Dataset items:
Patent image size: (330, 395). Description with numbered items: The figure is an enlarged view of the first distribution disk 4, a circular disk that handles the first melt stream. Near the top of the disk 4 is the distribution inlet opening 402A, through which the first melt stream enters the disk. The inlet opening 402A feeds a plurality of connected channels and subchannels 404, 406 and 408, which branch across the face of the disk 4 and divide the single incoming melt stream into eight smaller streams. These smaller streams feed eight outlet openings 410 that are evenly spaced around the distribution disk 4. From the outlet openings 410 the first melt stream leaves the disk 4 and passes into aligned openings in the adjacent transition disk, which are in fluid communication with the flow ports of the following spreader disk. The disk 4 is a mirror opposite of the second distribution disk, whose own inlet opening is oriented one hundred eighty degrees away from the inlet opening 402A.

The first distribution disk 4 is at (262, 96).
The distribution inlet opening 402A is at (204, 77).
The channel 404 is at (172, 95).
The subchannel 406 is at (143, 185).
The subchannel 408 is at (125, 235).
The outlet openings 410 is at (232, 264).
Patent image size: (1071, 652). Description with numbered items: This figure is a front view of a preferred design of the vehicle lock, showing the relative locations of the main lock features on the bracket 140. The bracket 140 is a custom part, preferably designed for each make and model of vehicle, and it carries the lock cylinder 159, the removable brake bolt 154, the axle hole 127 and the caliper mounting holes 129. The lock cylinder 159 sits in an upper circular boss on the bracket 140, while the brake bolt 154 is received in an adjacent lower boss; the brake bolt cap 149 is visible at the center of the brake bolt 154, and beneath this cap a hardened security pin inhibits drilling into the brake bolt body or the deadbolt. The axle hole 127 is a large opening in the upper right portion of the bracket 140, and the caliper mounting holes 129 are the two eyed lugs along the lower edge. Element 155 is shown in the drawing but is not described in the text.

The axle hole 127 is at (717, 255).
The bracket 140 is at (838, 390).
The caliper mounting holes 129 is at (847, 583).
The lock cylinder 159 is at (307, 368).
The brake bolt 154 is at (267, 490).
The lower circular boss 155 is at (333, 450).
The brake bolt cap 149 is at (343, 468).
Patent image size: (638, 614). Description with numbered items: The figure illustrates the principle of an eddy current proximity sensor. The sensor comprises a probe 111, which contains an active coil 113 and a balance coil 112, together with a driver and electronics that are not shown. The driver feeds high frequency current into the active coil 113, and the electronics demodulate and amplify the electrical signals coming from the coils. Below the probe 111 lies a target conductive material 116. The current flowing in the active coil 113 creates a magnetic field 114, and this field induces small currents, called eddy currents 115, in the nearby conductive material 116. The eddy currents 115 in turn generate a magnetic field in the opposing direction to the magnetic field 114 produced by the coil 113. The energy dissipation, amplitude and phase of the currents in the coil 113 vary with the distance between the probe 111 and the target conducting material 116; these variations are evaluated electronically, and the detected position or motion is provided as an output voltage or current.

Stated exercise: Rewrite the lines from the very beginning through the one containing "The first distribution disk 4 is", putting "magnified view" in place of "enlarged view" and leaving the rest unchanged.

Task answer:
Patent image size: (330, 395). Description with numbered items: The figure is an magnified view of the first distribution disk 4, a circular disk that handles the first melt stream. Near the top of the disk 4 is the distribution inlet opening 402A, through which the first melt stream enters the disk. The inlet opening 402A feeds a plurality of connected channels and subchannels 404, 406 and 408, which branch across the face of the disk 4 and divide the single incoming melt stream into eight smaller streams. These smaller streams feed eight outlet openings 410 that are evenly spaced around the distribution disk 4. From the outlet openings 410 the first melt stream leaves the disk 4 and passes into aligned openings in the adjacent transition disk, which are in fluid communication with the flow ports of the following spreader disk. The disk 4 is a mirror opposite of the second distribution disk, whose own inlet opening is oriented one hundred eighty degrees away from the inlet opening 402A.

The first distribution disk 4 is at (262, 96).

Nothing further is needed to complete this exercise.